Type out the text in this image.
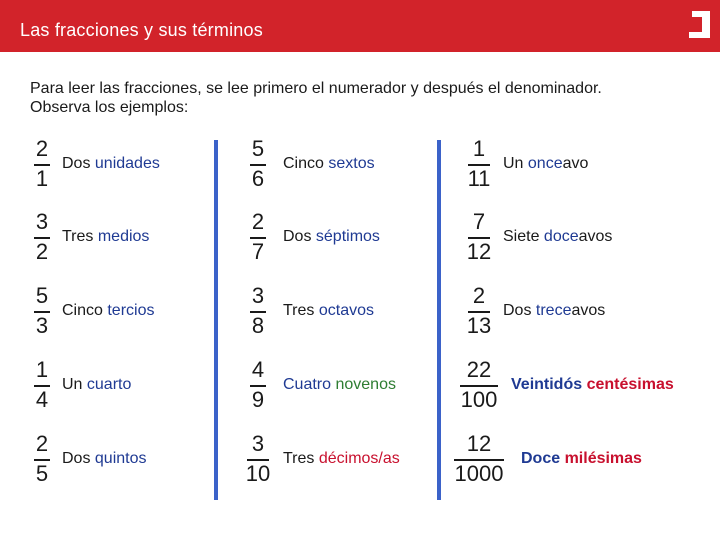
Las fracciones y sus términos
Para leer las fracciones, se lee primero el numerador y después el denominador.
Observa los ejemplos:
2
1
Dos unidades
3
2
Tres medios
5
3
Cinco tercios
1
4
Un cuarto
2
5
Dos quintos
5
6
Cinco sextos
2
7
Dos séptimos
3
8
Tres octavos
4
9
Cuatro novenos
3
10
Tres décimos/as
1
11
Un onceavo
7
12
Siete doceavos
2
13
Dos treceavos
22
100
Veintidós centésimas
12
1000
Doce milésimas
* * *
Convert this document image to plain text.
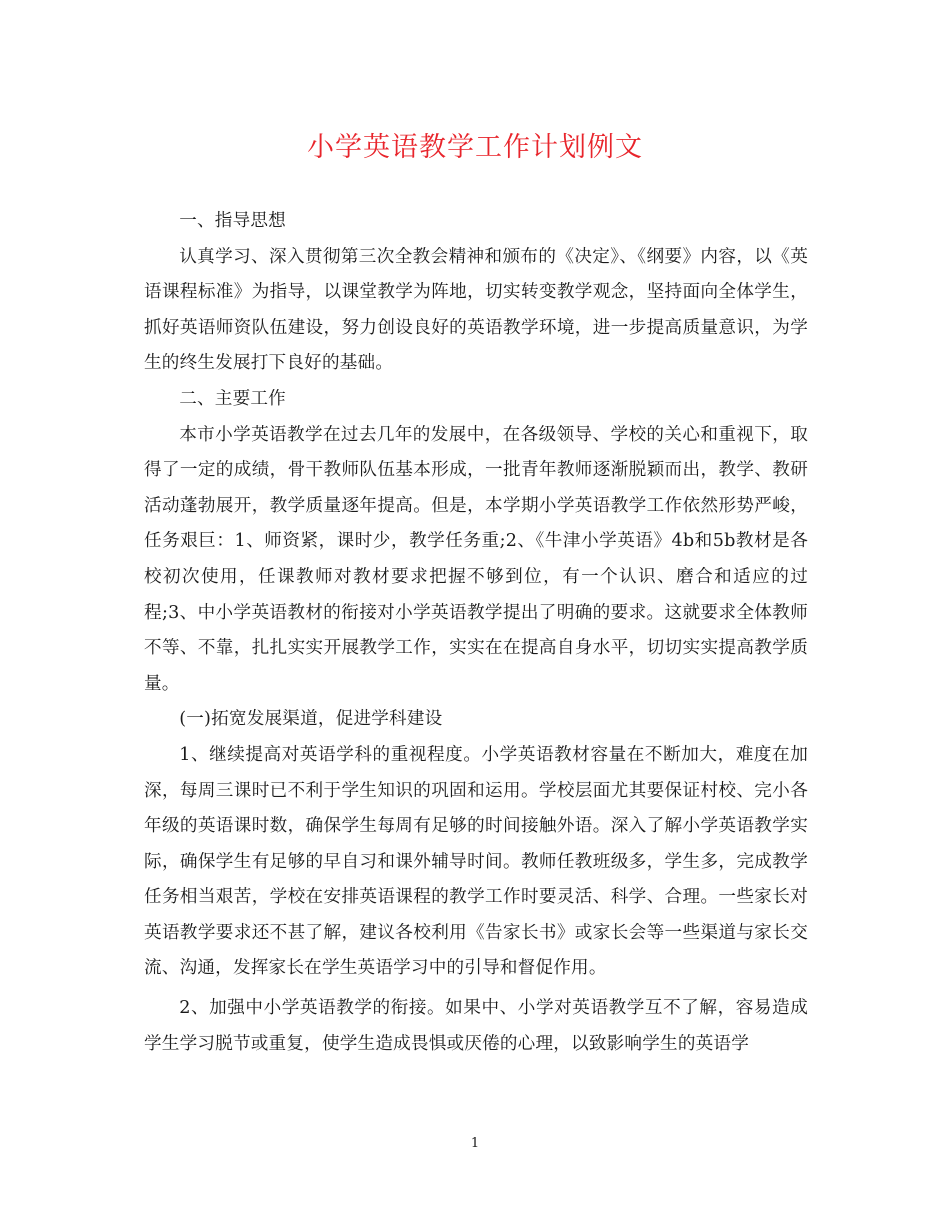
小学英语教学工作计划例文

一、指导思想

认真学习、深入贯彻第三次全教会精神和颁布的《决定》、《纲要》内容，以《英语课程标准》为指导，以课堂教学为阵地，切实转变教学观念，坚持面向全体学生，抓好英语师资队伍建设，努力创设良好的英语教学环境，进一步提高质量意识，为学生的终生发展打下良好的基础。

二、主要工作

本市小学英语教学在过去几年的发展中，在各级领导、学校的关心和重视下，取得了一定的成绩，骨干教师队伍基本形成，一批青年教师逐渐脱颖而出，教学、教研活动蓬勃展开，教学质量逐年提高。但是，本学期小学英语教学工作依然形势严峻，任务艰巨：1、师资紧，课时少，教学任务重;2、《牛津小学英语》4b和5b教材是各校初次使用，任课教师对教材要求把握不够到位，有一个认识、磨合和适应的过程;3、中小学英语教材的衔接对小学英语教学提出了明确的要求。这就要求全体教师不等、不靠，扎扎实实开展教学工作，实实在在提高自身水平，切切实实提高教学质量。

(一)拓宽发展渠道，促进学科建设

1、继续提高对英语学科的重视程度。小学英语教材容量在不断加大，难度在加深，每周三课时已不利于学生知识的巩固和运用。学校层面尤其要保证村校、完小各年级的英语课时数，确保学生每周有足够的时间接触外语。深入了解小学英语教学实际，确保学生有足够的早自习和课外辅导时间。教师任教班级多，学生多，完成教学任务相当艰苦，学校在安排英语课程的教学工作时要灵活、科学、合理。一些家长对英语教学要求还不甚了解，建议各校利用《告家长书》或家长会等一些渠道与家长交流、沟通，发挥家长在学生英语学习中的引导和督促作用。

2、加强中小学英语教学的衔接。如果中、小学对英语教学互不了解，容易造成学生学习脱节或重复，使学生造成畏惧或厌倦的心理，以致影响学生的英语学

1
---
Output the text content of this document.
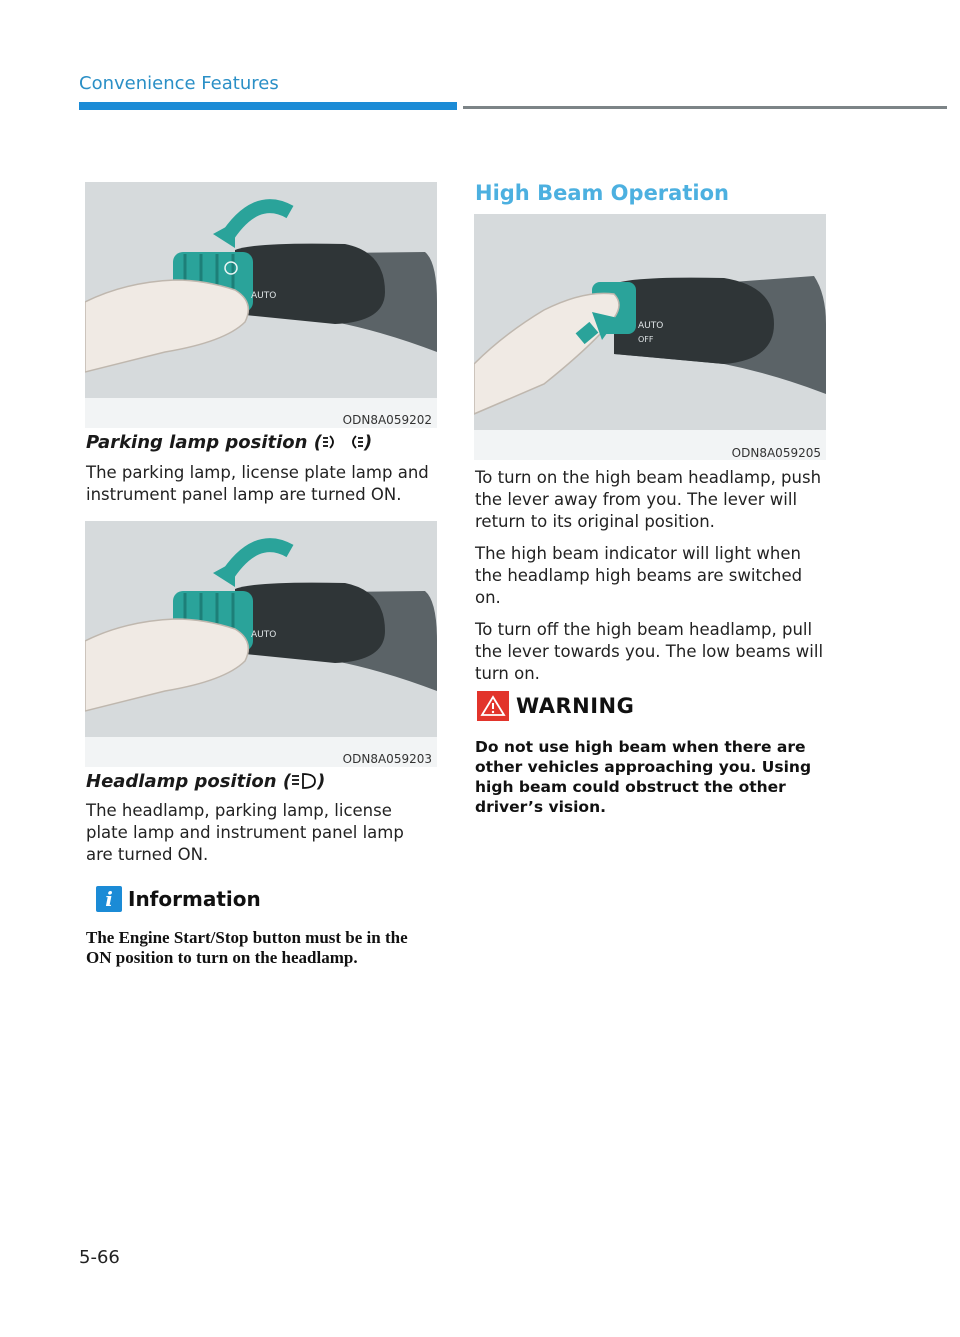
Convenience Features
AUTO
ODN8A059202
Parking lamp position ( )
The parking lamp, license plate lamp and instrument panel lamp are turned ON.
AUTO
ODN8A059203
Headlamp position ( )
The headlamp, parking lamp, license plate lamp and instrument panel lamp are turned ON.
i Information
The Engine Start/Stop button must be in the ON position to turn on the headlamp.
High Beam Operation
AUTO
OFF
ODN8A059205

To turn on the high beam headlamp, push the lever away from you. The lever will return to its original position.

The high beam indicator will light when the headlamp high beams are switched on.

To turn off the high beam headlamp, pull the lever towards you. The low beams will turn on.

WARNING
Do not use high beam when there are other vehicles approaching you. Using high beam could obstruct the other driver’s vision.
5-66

THE TASK:
State the number of lines in the data that include the string "Tres", and add nothing else.

TASK RESPONSE:
3